Chart and figure data:
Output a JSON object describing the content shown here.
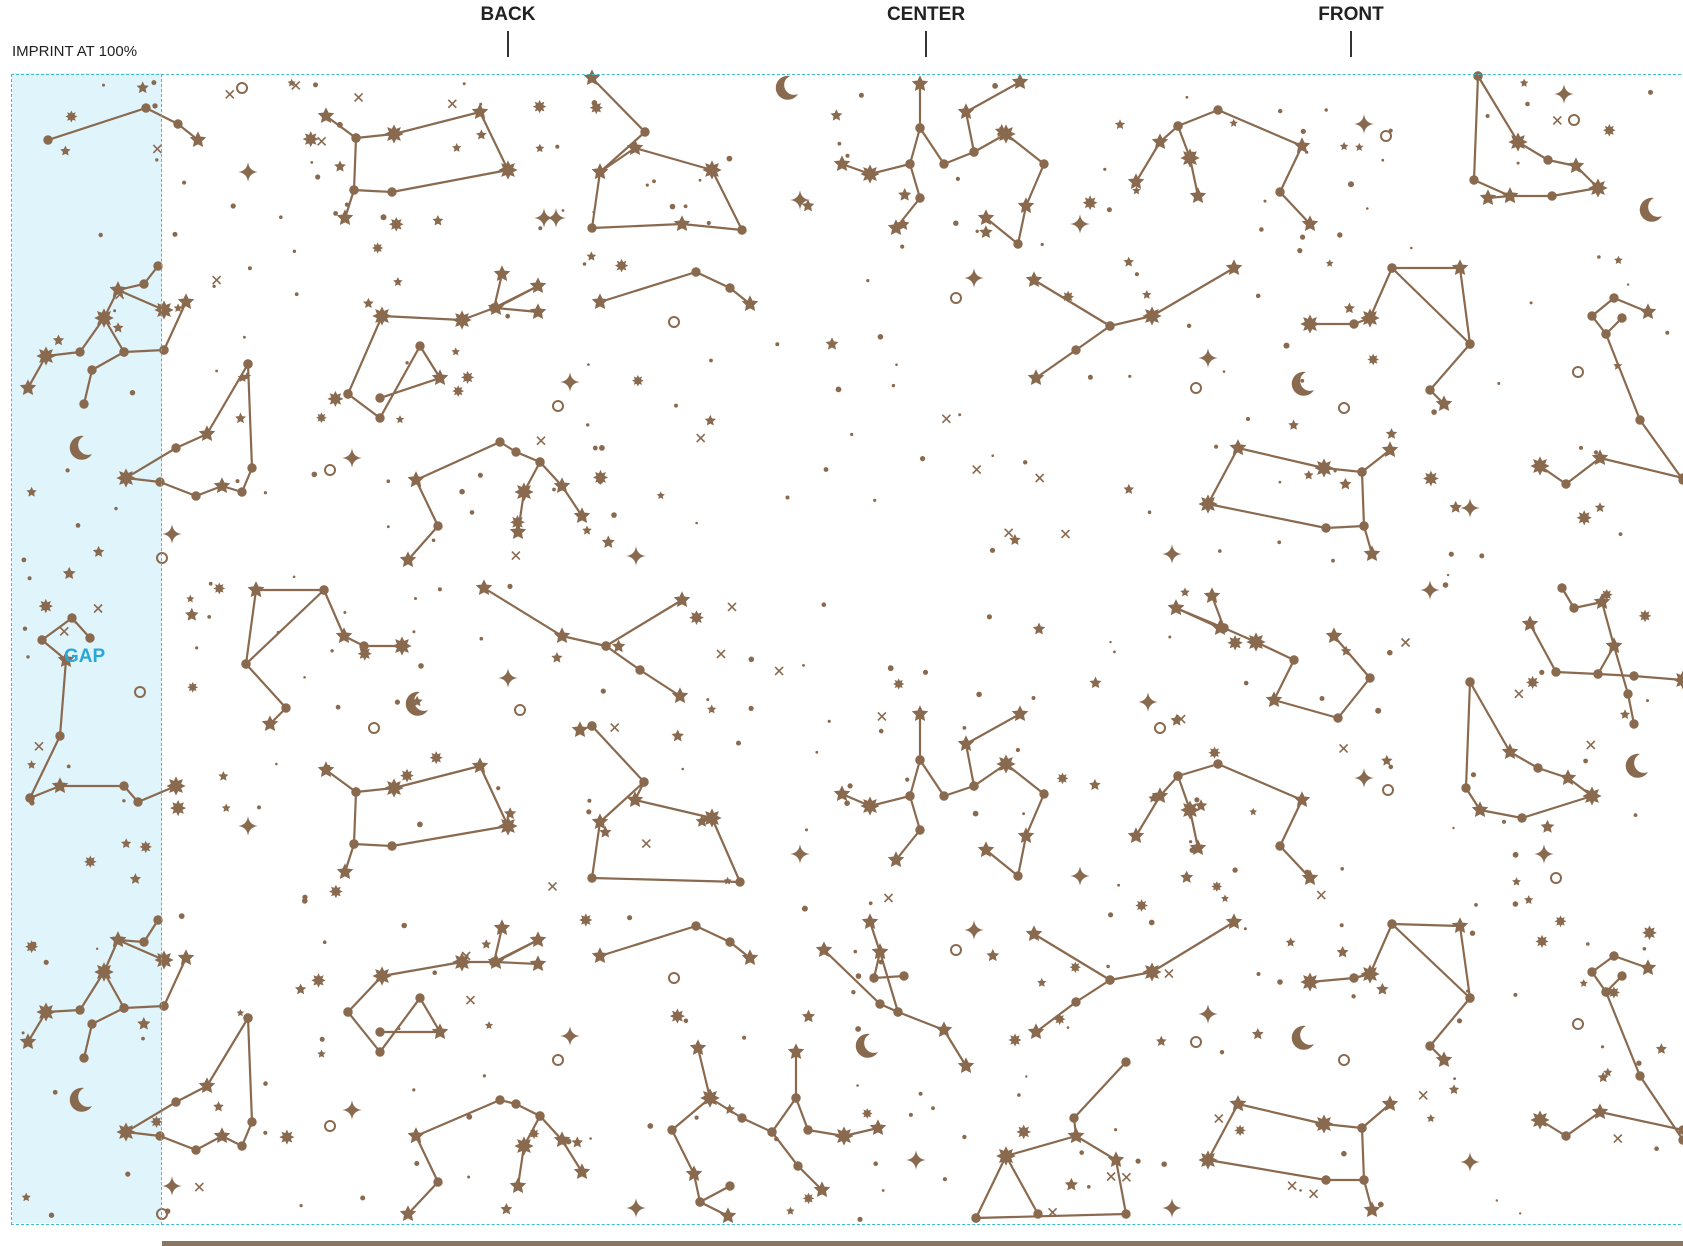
{
  "labels": {
    "imprint": "IMPRINT AT 100%",
    "gap": "GAP",
    "positions": {
      "back": "BACK",
      "center": "CENTER",
      "front": "FRONT"
    }
  },
  "colors": {
    "pattern": "#8a6a4f",
    "guide_dashed": "#3cbfcf",
    "gap_fill": "#e0f4fb",
    "gap_text": "#2aa7d9",
    "label_text": "#222222"
  },
  "pattern": {
    "motif": "constellations",
    "icons": [
      "star-icon",
      "sparkle-icon",
      "crescent-moon-icon",
      "ring-icon",
      "dot-icon"
    ]
  }
}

• **Directions**
Every line of the data should be copied as it stands, without the images.

• **Solution for this exercise**
Output a JSON object describing the content shown here.
{
  "labels": {
    "imprint": "IMPRINT AT 100%",
    "gap": "GAP",
    "positions": {
      "back": "BACK",
      "center": "CENTER",
      "front": "FRONT"
    }
  },
  "colors": {
    "pattern": "#8a6a4f",
    "guide_dashed": "#3cbfcf",
    "gap_fill": "#e0f4fb",
    "gap_text": "#2aa7d9",
    "label_text": "#222222"
  },
  "pattern": {
    "motif": "constellations",
    "icons": [
      "star-icon",
      "sparkle-icon",
      "crescent-moon-icon",
      "ring-icon",
      "dot-icon"
    ]
  }
}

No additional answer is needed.